* _EXERCISE GOAL_
Pictures aside, repeat every entry exactly.

* _THE INPUT_
— start —
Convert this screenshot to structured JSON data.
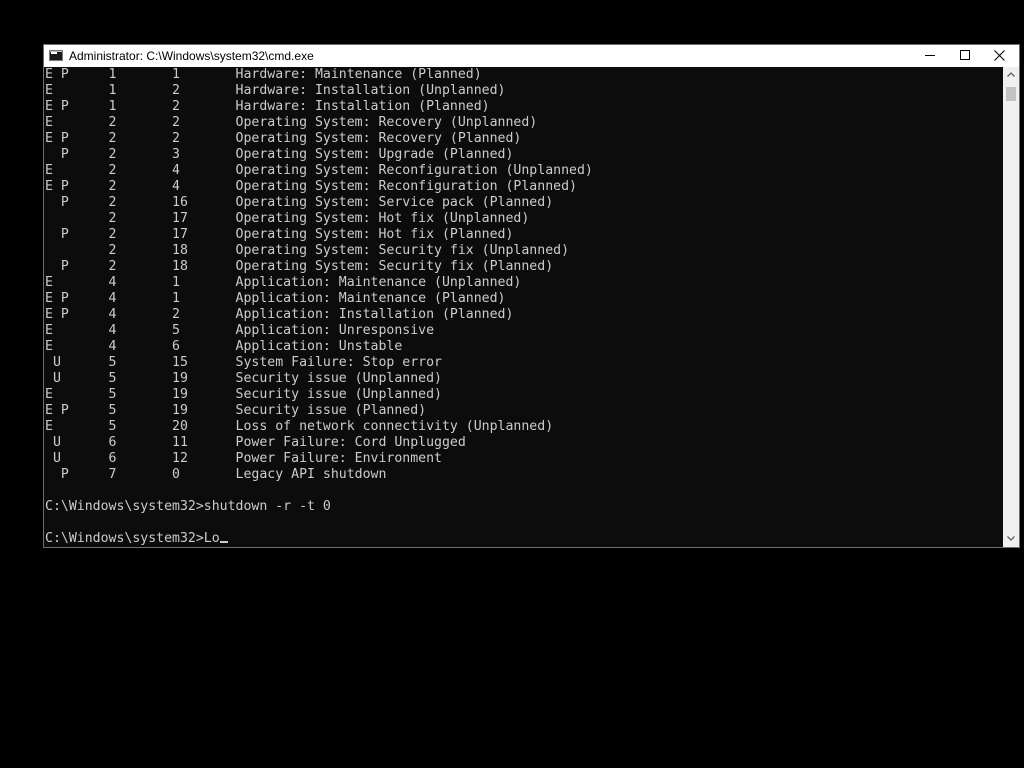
{
  "window": {
    "title": "Administrator: C:\\Windows\\system32\\cmd.exe",
    "icon": "cmd-icon",
    "controls": {
      "minimize": "minimize-icon",
      "maximize": "maximize-icon",
      "close": "close-icon"
    }
  },
  "console": {
    "lines": [
      "E P     1       1       Hardware: Maintenance (Planned)",
      "E       1       2       Hardware: Installation (Unplanned)",
      "E P     1       2       Hardware: Installation (Planned)",
      "E       2       2       Operating System: Recovery (Unplanned)",
      "E P     2       2       Operating System: Recovery (Planned)",
      "  P     2       3       Operating System: Upgrade (Planned)",
      "E       2       4       Operating System: Reconfiguration (Unplanned)",
      "E P     2       4       Operating System: Reconfiguration (Planned)",
      "  P     2       16      Operating System: Service pack (Planned)",
      "        2       17      Operating System: Hot fix (Unplanned)",
      "  P     2       17      Operating System: Hot fix (Planned)",
      "        2       18      Operating System: Security fix (Unplanned)",
      "  P     2       18      Operating System: Security fix (Planned)",
      "E       4       1       Application: Maintenance (Unplanned)",
      "E P     4       1       Application: Maintenance (Planned)",
      "E P     4       2       Application: Installation (Planned)",
      "E       4       5       Application: Unresponsive",
      "E       4       6       Application: Unstable",
      " U      5       15      System Failure: Stop error",
      " U      5       19      Security issue (Unplanned)",
      "E       5       19      Security issue (Unplanned)",
      "E P     5       19      Security issue (Planned)",
      "E       5       20      Loss of network connectivity (Unplanned)",
      " U      6       11      Power Failure: Cord Unplugged",
      " U      6       12      Power Failure: Environment",
      "  P     7       0       Legacy API shutdown",
      "",
      "C:\\Windows\\system32>shutdown -r -t 0",
      ""
    ],
    "prompt": "C:\\Windows\\system32>",
    "current_input": "Lo"
  },
  "colors": {
    "console_background": "#0c0c0c",
    "console_text": "#cccccc",
    "titlebar_background": "#ffffff",
    "desktop_background": "#000000"
  }
}
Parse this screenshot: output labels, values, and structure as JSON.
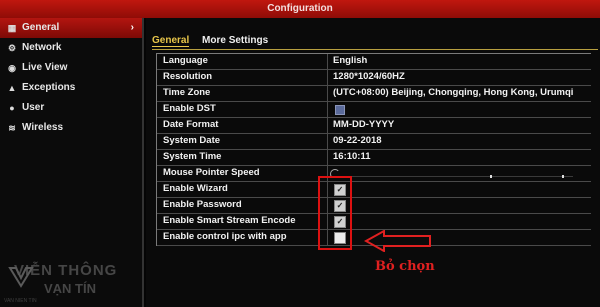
{
  "window": {
    "title": "Configuration"
  },
  "sidebar": {
    "items": [
      {
        "label": "General",
        "icon": "general-icon",
        "active": true
      },
      {
        "label": "Network",
        "icon": "network-icon"
      },
      {
        "label": "Live View",
        "icon": "live-view-icon"
      },
      {
        "label": "Exceptions",
        "icon": "warning-icon"
      },
      {
        "label": "User",
        "icon": "user-icon"
      },
      {
        "label": "Wireless",
        "icon": "wireless-icon"
      }
    ]
  },
  "tabs": [
    {
      "label": "General",
      "active": true
    },
    {
      "label": "More Settings"
    }
  ],
  "settings": [
    {
      "label": "Language",
      "value": "English"
    },
    {
      "label": "Resolution",
      "value": "1280*1024/60HZ"
    },
    {
      "label": "Time Zone",
      "value": "(UTC+08:00) Beijing, Chongqing, Hong Kong, Urumqi"
    },
    {
      "label": "Enable DST",
      "value": ""
    },
    {
      "label": "Date Format",
      "value": "MM-DD-YYYY"
    },
    {
      "label": "System Date",
      "value": "09-22-2018"
    },
    {
      "label": "System Time",
      "value": "16:10:11"
    },
    {
      "label": "Mouse Pointer Speed",
      "value": ""
    },
    {
      "label": "Enable Wizard",
      "checked": true
    },
    {
      "label": "Enable Password",
      "checked": true
    },
    {
      "label": "Enable Smart Stream Encode",
      "checked": true
    },
    {
      "label": "Enable control ipc with app",
      "checked": false
    }
  ],
  "annotation": {
    "text": "Bỏ chọn",
    "color": "#e02020"
  },
  "watermark": {
    "line1": "VIỄN THÔNG",
    "line2": "VẠN TÍN",
    "line3": "VAN NIEN TIN"
  },
  "colors": {
    "titlebar": "#b3140e",
    "accent_tab": "#e8c64a",
    "active_sidebar": "#b31510"
  }
}
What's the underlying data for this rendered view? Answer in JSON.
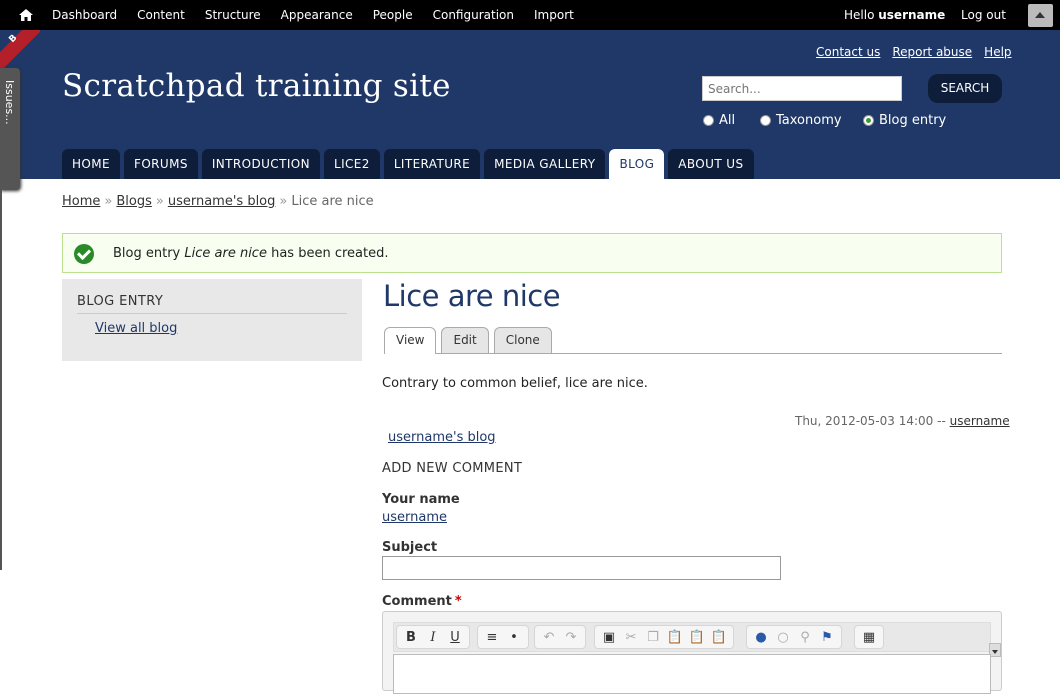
{
  "admin_bar": {
    "menu": [
      "Dashboard",
      "Content",
      "Structure",
      "Appearance",
      "People",
      "Configuration",
      "Import"
    ],
    "hello_prefix": "Hello",
    "hello_user": "username",
    "logout": "Log out"
  },
  "ribbon_text": "B",
  "issues_tab": "Issues...",
  "header": {
    "site_name": "Scratchpad training site",
    "top_links": [
      "Contact us",
      "Report abuse",
      "Help"
    ],
    "search_placeholder": "Search...",
    "search_button": "SEARCH",
    "search_scope": [
      {
        "label": "All",
        "selected": false
      },
      {
        "label": "Taxonomy",
        "selected": false
      },
      {
        "label": "Blog entry",
        "selected": true
      }
    ],
    "nav": [
      "HOME",
      "FORUMS",
      "INTRODUCTION",
      "LICE2",
      "LITERATURE",
      "MEDIA GALLERY",
      "BLOG",
      "ABOUT US"
    ],
    "nav_active": "BLOG"
  },
  "breadcrumb": {
    "links": [
      "Home",
      "Blogs",
      "username's blog"
    ],
    "current": "Lice are nice",
    "separator": "»"
  },
  "status": {
    "before": "Blog entry ",
    "title": "Lice are nice",
    "after": " has been created."
  },
  "sidebar": {
    "title": "BLOG ENTRY",
    "link": "View all blog"
  },
  "main": {
    "title": "Lice are nice",
    "tabs": [
      "View",
      "Edit",
      "Clone"
    ],
    "active_tab": "View",
    "body": "Contrary to common belief, lice are nice.",
    "submitted": "Thu, 2012-05-03 14:00 --",
    "author": "username",
    "blog_link": "username's blog"
  },
  "comment_form": {
    "heading": "ADD NEW COMMENT",
    "your_name_label": "Your name",
    "your_name_value": "username",
    "subject_label": "Subject",
    "comment_label": "Comment",
    "required_mark": "*"
  },
  "colors": {
    "header_bg": "#1f3868",
    "nav_tab_bg": "#0e1d3a",
    "status_bg": "#f8fff0",
    "status_border": "#bbe08e"
  }
}
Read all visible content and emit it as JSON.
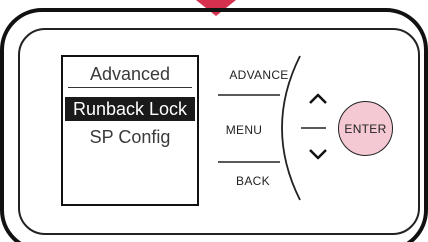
— end —
* _WRITTEN SOLUTION_
Convert this screenshot to structured JSON data.
{
  "window": {
    "title": "Administrator: C:\\Windows\\system32\\cmd.exe",
    "icon": "cmd-icon",
    "controls": {
      "minimize": "minimize-icon",
      "maximize": "maximize-icon",
      "close": "close-icon"
    }
  },
  "console": {
    "lines": [
      "E P     1       1       Hardware: Maintenance (Planned)",
      "E       1       2       Hardware: Installation (Unplanned)",
      "E P     1       2       Hardware: Installation (Planned)",
      "E       2       2       Operating System: Recovery (Unplanned)",
      "E P     2       2       Operating System: Recovery (Planned)",
      "  P     2       3       Operating System: Upgrade (Planned)",
      "E       2       4       Operating System: Reconfiguration (Unplanned)",
      "E P     2       4       Operating System: Reconfiguration (Planned)",
      "  P     2       16      Operating System: Service pack (Planned)",
      "        2       17      Operating System: Hot fix (Unplanned)",
      "  P     2       17      Operating System: Hot fix (Planned)",
      "        2       18      Operating System: Security fix (Unplanned)",
      "  P     2       18      Operating System: Security fix (Planned)",
      "E       4       1       Application: Maintenance (Unplanned)",
      "E P     4       1       Application: Maintenance (Planned)",
      "E P     4       2       Application: Installation (Planned)",
      "E       4       5       Application: Unresponsive",
      "E       4       6       Application: Unstable",
      " U      5       15      System Failure: Stop error",
      " U      5       19      Security issue (Unplanned)",
      "E       5       19      Security issue (Unplanned)",
      "E P     5       19      Security issue (Planned)",
      "E       5       20      Loss of network connectivity (Unplanned)",
      " U      6       11      Power Failure: Cord Unplugged",
      " U      6       12      Power Failure: Environment",
      "  P     7       0       Legacy API shutdown",
      "",
      "C:\\Windows\\system32>shutdown -r -t 0",
      ""
    ],
    "prompt": "C:\\Windows\\system32>",
    "current_input": "Lo"
  },
  "colors": {
    "console_background": "#0c0c0c",
    "console_text": "#cccccc",
    "titlebar_background": "#ffffff",
    "desktop_background": "#000000"
  }
}
Parse this screenshot: output labels, values, and structure as JSON.
{
  "window": {
    "title": "Configuration"
  },
  "sidebar": {
    "items": [
      {
        "label": "General",
        "icon": "general-icon",
        "active": true
      },
      {
        "label": "Network",
        "icon": "network-icon"
      },
      {
        "label": "Live View",
        "icon": "live-view-icon"
      },
      {
        "label": "Exceptions",
        "icon": "warning-icon"
      },
      {
        "label": "User",
        "icon": "user-icon"
      },
      {
        "label": "Wireless",
        "icon": "wireless-icon"
      }
    ]
  },
  "tabs": [
    {
      "label": "General",
      "active": true
    },
    {
      "label": "More Settings"
    }
  ],
  "settings": [
    {
      "label": "Language",
      "value": "English"
    },
    {
      "label": "Resolution",
      "value": "1280*1024/60HZ"
    },
    {
      "label": "Time Zone",
      "value": "(UTC+08:00) Beijing, Chongqing, Hong Kong, Urumqi"
    },
    {
      "label": "Enable DST",
      "value": ""
    },
    {
      "label": "Date Format",
      "value": "MM-DD-YYYY"
    },
    {
      "label": "System Date",
      "value": "09-22-2018"
    },
    {
      "label": "System Time",
      "value": "16:10:11"
    },
    {
      "label": "Mouse Pointer Speed",
      "value": ""
    },
    {
      "label": "Enable Wizard",
      "checked": true
    },
    {
      "label": "Enable Password",
      "checked": true
    },
    {
      "label": "Enable Smart Stream Encode",
      "checked": true
    },
    {
      "label": "Enable control ipc with app",
      "checked": false
    }
  ],
  "annotation": {
    "text": "Bỏ chọn",
    "color": "#e02020"
  },
  "watermark": {
    "line1": "VIỄN THÔNG",
    "line2": "VẠN TÍN",
    "line3": "VAN NIEN TIN"
  },
  "colors": {
    "titlebar": "#b3140e",
    "accent_tab": "#e8c64a",
    "active_sidebar": "#b31510"
  }
}
What's the underlying data for this rendered view? Answer in JSON.
{
  "admin_bar": {
    "menu": [
      "Dashboard",
      "Content",
      "Structure",
      "Appearance",
      "People",
      "Configuration",
      "Import"
    ],
    "hello_prefix": "Hello",
    "hello_user": "username",
    "logout": "Log out"
  },
  "ribbon_text": "B",
  "issues_tab": "Issues...",
  "header": {
    "site_name": "Scratchpad training site",
    "top_links": [
      "Contact us",
      "Report abuse",
      "Help"
    ],
    "search_placeholder": "Search...",
    "search_button": "SEARCH",
    "search_scope": [
      {
        "label": "All",
        "selected": false
      },
      {
        "label": "Taxonomy",
        "selected": false
      },
      {
        "label": "Blog entry",
        "selected": true
      }
    ],
    "nav": [
      "HOME",
      "FORUMS",
      "INTRODUCTION",
      "LICE2",
      "LITERATURE",
      "MEDIA GALLERY",
      "BLOG",
      "ABOUT US"
    ],
    "nav_active": "BLOG"
  },
  "breadcrumb": {
    "links": [
      "Home",
      "Blogs",
      "username's blog"
    ],
    "current": "Lice are nice",
    "separator": "»"
  },
  "status": {
    "before": "Blog entry ",
    "title": "Lice are nice",
    "after": " has been created."
  },
  "sidebar": {
    "title": "BLOG ENTRY",
    "link": "View all blog"
  },
  "main": {
    "title": "Lice are nice",
    "tabs": [
      "View",
      "Edit",
      "Clone"
    ],
    "active_tab": "View",
    "body": "Contrary to common belief, lice are nice.",
    "submitted": "Thu, 2012-05-03 14:00 --",
    "author": "username",
    "blog_link": "username's blog"
  },
  "comment_form": {
    "heading": "ADD NEW COMMENT",
    "your_name_label": "Your name",
    "your_name_value": "username",
    "subject_label": "Subject",
    "comment_label": "Comment",
    "required_mark": "*"
  },
  "colors": {
    "header_bg": "#1f3868",
    "nav_tab_bg": "#0e1d3a",
    "status_bg": "#f8fff0",
    "status_border": "#bbe08e"
  }
}
Read all visible content and emit it as JSON.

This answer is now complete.